* _Task brief_:
Leave out any picture and return the remaining listing below exactly as given.

* _Excerpted data_:
▬▬▬▬▬▬▬▬▬▬

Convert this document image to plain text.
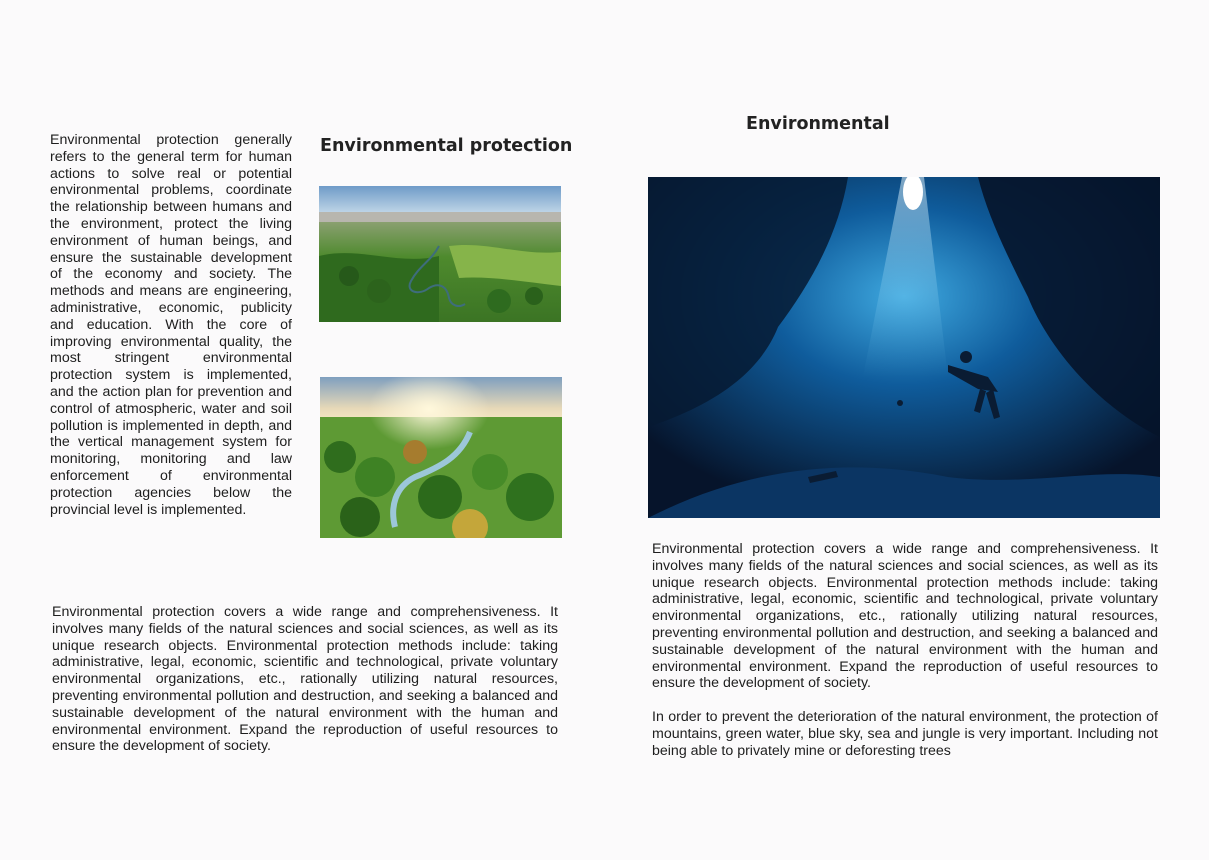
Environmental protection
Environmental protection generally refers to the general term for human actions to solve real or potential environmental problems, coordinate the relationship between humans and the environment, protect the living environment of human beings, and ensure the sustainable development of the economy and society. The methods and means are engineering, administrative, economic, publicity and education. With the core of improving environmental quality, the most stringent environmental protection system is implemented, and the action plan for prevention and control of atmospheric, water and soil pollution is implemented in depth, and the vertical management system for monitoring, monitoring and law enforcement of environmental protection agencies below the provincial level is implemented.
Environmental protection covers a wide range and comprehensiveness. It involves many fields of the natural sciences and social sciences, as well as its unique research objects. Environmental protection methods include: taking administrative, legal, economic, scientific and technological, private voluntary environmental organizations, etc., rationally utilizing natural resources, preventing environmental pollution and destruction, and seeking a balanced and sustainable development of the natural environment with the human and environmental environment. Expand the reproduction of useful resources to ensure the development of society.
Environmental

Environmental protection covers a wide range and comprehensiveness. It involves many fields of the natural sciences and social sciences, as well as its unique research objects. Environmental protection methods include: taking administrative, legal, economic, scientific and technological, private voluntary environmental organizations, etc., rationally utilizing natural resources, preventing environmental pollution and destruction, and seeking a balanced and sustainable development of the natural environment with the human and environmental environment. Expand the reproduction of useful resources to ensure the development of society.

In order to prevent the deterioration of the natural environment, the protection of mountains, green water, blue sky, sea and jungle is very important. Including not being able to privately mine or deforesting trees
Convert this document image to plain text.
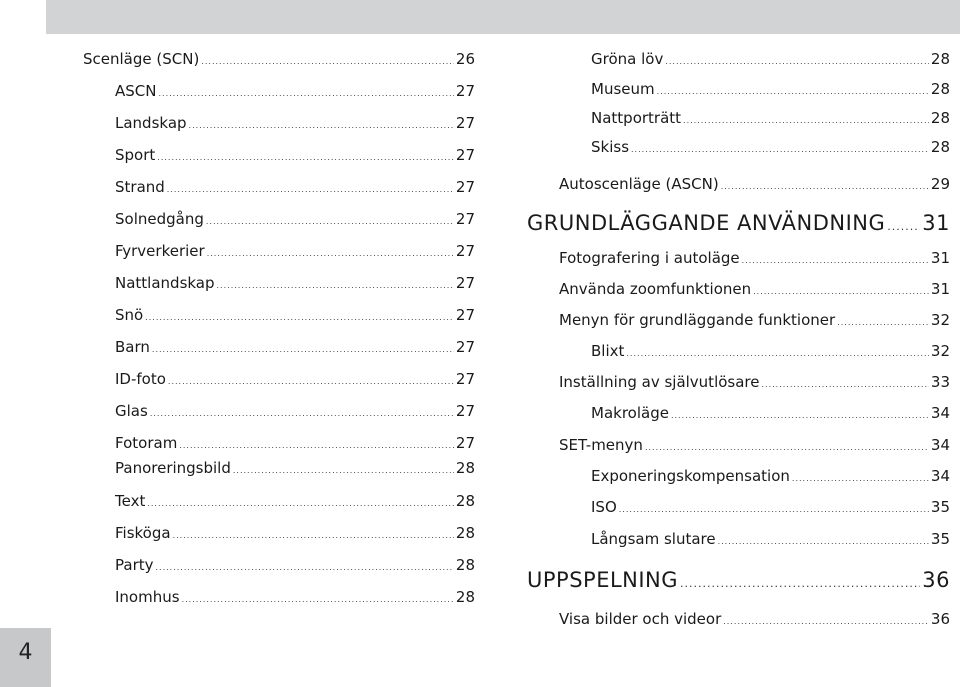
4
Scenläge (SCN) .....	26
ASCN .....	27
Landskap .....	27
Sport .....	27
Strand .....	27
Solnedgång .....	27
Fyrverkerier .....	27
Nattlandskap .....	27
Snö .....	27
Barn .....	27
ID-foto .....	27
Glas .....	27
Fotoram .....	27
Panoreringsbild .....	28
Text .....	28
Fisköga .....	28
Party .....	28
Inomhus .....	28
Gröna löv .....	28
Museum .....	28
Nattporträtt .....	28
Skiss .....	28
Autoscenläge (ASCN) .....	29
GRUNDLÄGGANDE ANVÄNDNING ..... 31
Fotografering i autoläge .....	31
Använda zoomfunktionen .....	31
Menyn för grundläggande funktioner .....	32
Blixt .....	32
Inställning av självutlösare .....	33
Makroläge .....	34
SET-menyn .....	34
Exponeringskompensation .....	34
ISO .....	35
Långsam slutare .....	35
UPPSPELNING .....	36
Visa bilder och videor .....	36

▬▬▬▬▬▬▬▬▬▬

* _Reply to the exercise_:
Convert this document image to plain text.
Environmental protection
Environmental protection generally refers to the general term for human actions to solve real or potential environmental problems, coordinate the relationship between humans and the environment, protect the living environment of human beings, and ensure the sustainable development of the economy and society. The methods and means are engineering, administrative, economic, publicity and education. With the core of improving environmental quality, the most stringent environmental protection system is implemented, and the action plan for prevention and control of atmospheric, water and soil pollution is implemented in depth, and the vertical management system for monitoring, monitoring and law enforcement of environmental protection agencies below the provincial level is implemented.
Environmental protection covers a wide range and comprehensiveness. It involves many fields of the natural sciences and social sciences, as well as its unique research objects. Environmental protection methods include: taking administrative, legal, economic, scientific and technological, private voluntary environmental organizations, etc., rationally utilizing natural resources, preventing environmental pollution and destruction, and seeking a balanced and sustainable development of the natural environment with the human and environmental environment. Expand the reproduction of useful resources to ensure the development of society.
Environmental

Environmental protection covers a wide range and comprehensiveness. It involves many fields of the natural sciences and social sciences, as well as its unique research objects. Environmental protection methods include: taking administrative, legal, economic, scientific and technological, private voluntary environmental organizations, etc., rationally utilizing natural resources, preventing environmental pollution and destruction, and seeking a balanced and sustainable development of the natural environment with the human and environmental environment. Expand the reproduction of useful resources to ensure the development of society.

In order to prevent the deterioration of the natural environment, the protection of mountains, green water, blue sky, sea and jungle is very important. Including not being able to privately mine or deforesting trees
Convert this document image to plain text.
4
Scenläge (SCN) .....	26
ASCN .....	27
Landskap .....	27
Sport .....	27
Strand .....	27
Solnedgång .....	27
Fyrverkerier .....	27
Nattlandskap .....	27
Snö .....	27
Barn .....	27
ID-foto .....	27
Glas .....	27
Fotoram .....	27
Panoreringsbild .....	28
Text .....	28
Fisköga .....	28
Party .....	28
Inomhus .....	28
Gröna löv .....	28
Museum .....	28
Nattporträtt .....	28
Skiss .....	28
Autoscenläge (ASCN) .....	29
GRUNDLÄGGANDE ANVÄNDNING ..... 31
Fotografering i autoläge .....	31
Använda zoomfunktionen .....	31
Menyn för grundläggande funktioner .....	32
Blixt .....	32
Inställning av självutlösare .....	33
Makroläge .....	34
SET-menyn .....	34
Exponeringskompensation .....	34
ISO .....	35
Långsam slutare .....	35
UPPSPELNING .....	36
Visa bilder och videor .....	36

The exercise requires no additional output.